(Entries taken from a collection)

*****

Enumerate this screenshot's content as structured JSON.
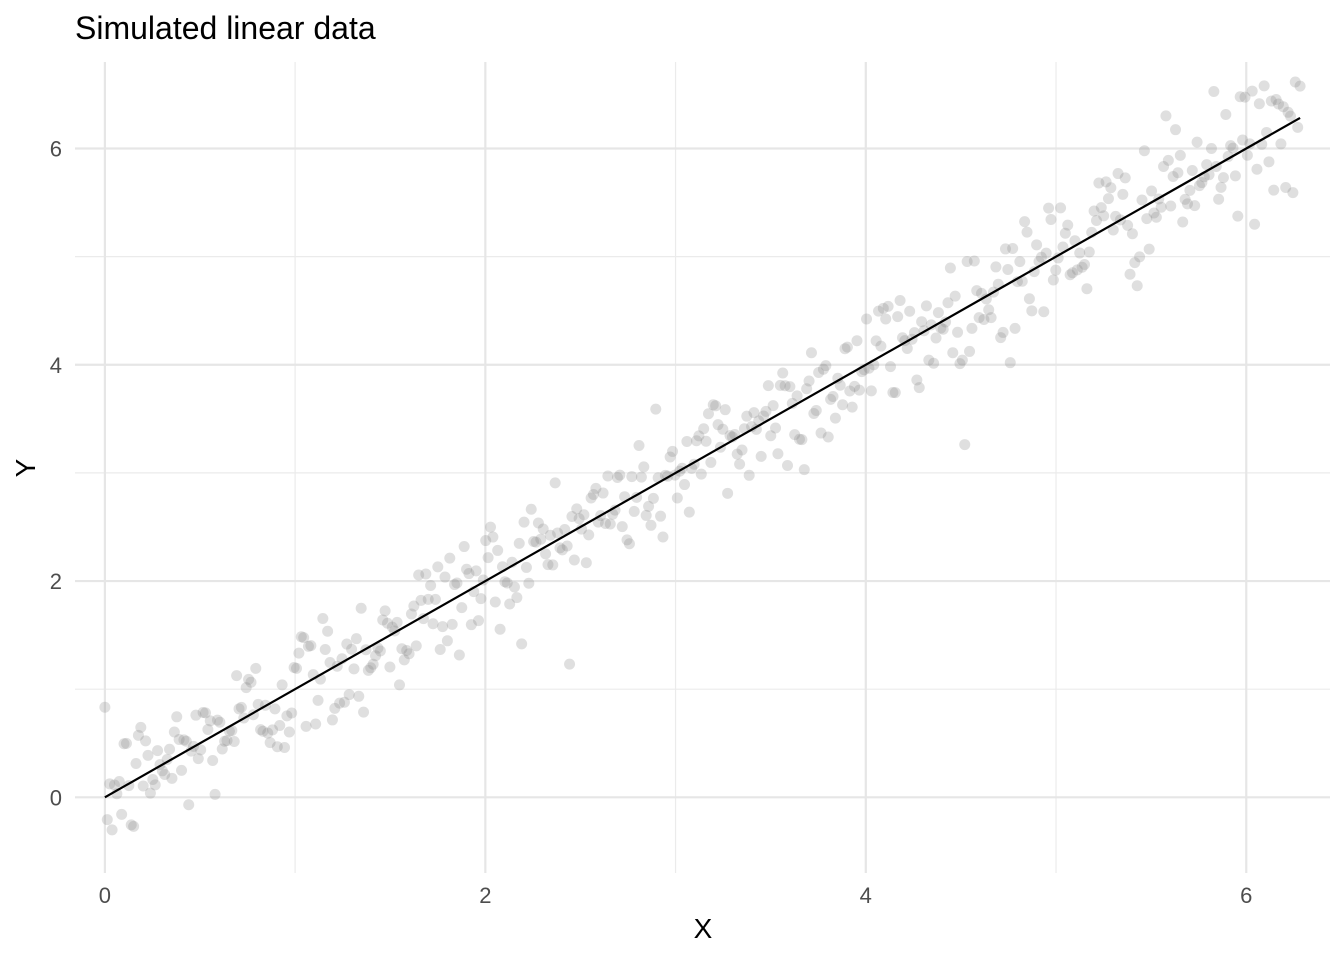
{
  "chart_data": {
    "type": "scatter",
    "title": "Simulated linear data",
    "xlabel": "X",
    "ylabel": "Y",
    "xlim": [
      -0.1571,
      6.4403
    ],
    "ylim": [
      -0.7,
      6.8
    ],
    "x_ticks": [
      0,
      2,
      4,
      6
    ],
    "x_tick_labels": [
      "0",
      "2",
      "4",
      "6"
    ],
    "x_minor_ticks": [
      1,
      3,
      5
    ],
    "y_ticks": [
      0,
      2,
      4,
      6
    ],
    "y_tick_labels": [
      "0",
      "2",
      "4",
      "6"
    ],
    "y_minor_ticks": [
      1,
      3,
      5
    ],
    "grid": true,
    "point_color": "#7f7f7f",
    "point_opacity": 0.25,
    "line_color": "#000000",
    "fit_line": {
      "slope": 1.0,
      "intercept": 0.0,
      "x_range": [
        0,
        6.283
      ]
    },
    "points": {
      "n": 500,
      "x_range": [
        0,
        6.283
      ],
      "model": "y = x + noise",
      "noise_sd": 0.3
    }
  }
}
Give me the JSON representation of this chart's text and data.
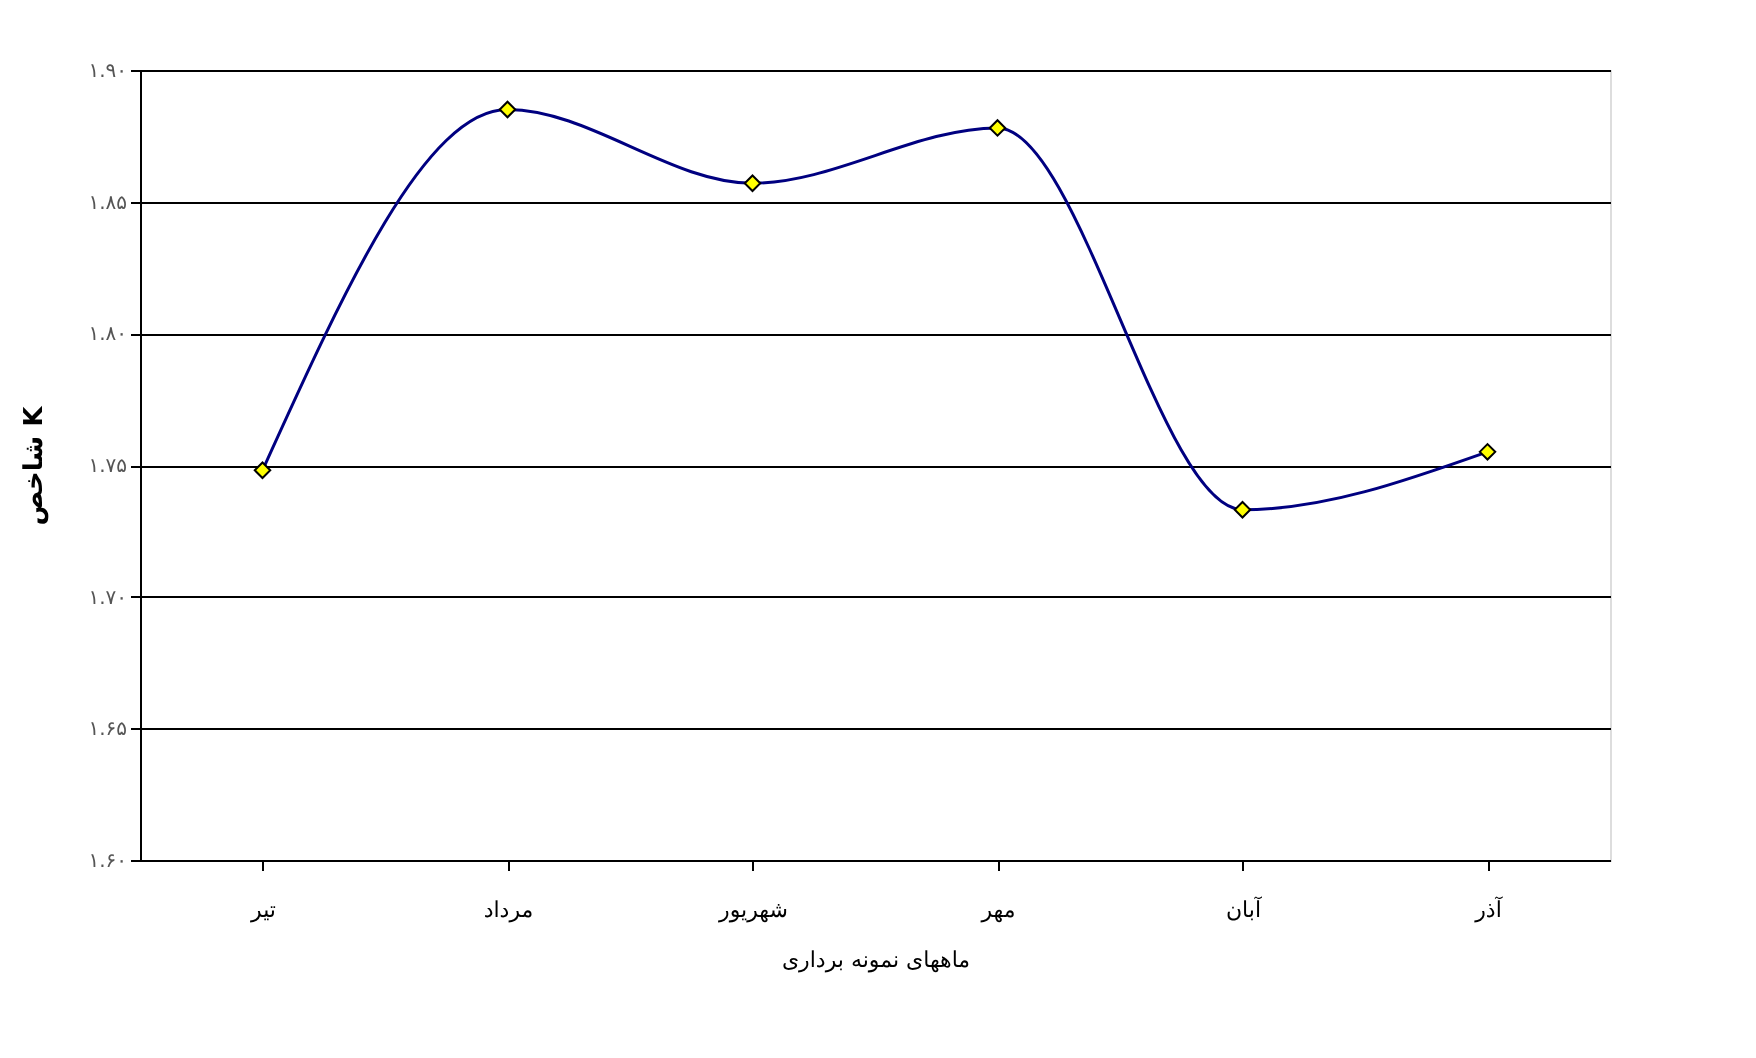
{
  "chart_data": {
    "type": "line",
    "xlabel": "ماههای نمونه برداری",
    "ylabel": "شاخص K",
    "categories": [
      "تیر",
      "مرداد",
      "شهریور",
      "مهر",
      "آبان",
      "آذر"
    ],
    "series": [
      {
        "color": "#000080",
        "values": [
          1.748,
          1.885,
          1.857,
          1.878,
          1.733,
          1.755
        ]
      }
    ],
    "ylim": [
      1.6,
      1.9
    ],
    "yticks": [
      {
        "value": 1.6,
        "label": "۱.۶۰"
      },
      {
        "value": 1.65,
        "label": "۱.۶۵"
      },
      {
        "value": 1.7,
        "label": "۱.۷۰"
      },
      {
        "value": 1.75,
        "label": "۱.۷۵"
      },
      {
        "value": 1.8,
        "label": "۱.۸۰"
      },
      {
        "value": 1.85,
        "label": "۱.۸۵"
      },
      {
        "value": 1.9,
        "label": "۱.۹۰"
      }
    ],
    "grid": "y",
    "marker": "diamond",
    "line_style": "solid"
  }
}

*****

* TASK DIRECTIONS:
Without including any picture, repeat the data exactly.

* OUTPUT FOR THIS TASK:
Enumerate this screenshot's content as structured JSON.
{
  "chart_data": {
    "type": "scatter",
    "title": "Simulated linear data",
    "xlabel": "X",
    "ylabel": "Y",
    "xlim": [
      -0.1571,
      6.4403
    ],
    "ylim": [
      -0.7,
      6.8
    ],
    "x_ticks": [
      0,
      2,
      4,
      6
    ],
    "x_tick_labels": [
      "0",
      "2",
      "4",
      "6"
    ],
    "x_minor_ticks": [
      1,
      3,
      5
    ],
    "y_ticks": [
      0,
      2,
      4,
      6
    ],
    "y_tick_labels": [
      "0",
      "2",
      "4",
      "6"
    ],
    "y_minor_ticks": [
      1,
      3,
      5
    ],
    "grid": true,
    "point_color": "#7f7f7f",
    "point_opacity": 0.25,
    "line_color": "#000000",
    "fit_line": {
      "slope": 1.0,
      "intercept": 0.0,
      "x_range": [
        0,
        6.283
      ]
    },
    "points": {
      "n": 500,
      "x_range": [
        0,
        6.283
      ],
      "model": "y = x + noise",
      "noise_sd": 0.3
    }
  }
}
Give me the JSON representation of this chart's text and data.
{
  "chart_data": {
    "type": "line",
    "xlabel": "ماههای نمونه برداری",
    "ylabel": "شاخص K",
    "categories": [
      "تیر",
      "مرداد",
      "شهریور",
      "مهر",
      "آبان",
      "آذر"
    ],
    "series": [
      {
        "color": "#000080",
        "values": [
          1.748,
          1.885,
          1.857,
          1.878,
          1.733,
          1.755
        ]
      }
    ],
    "ylim": [
      1.6,
      1.9
    ],
    "yticks": [
      {
        "value": 1.6,
        "label": "۱.۶۰"
      },
      {
        "value": 1.65,
        "label": "۱.۶۵"
      },
      {
        "value": 1.7,
        "label": "۱.۷۰"
      },
      {
        "value": 1.75,
        "label": "۱.۷۵"
      },
      {
        "value": 1.8,
        "label": "۱.۸۰"
      },
      {
        "value": 1.85,
        "label": "۱.۸۵"
      },
      {
        "value": 1.9,
        "label": "۱.۹۰"
      }
    ],
    "grid": "y",
    "marker": "diamond",
    "line_style": "solid"
  }
}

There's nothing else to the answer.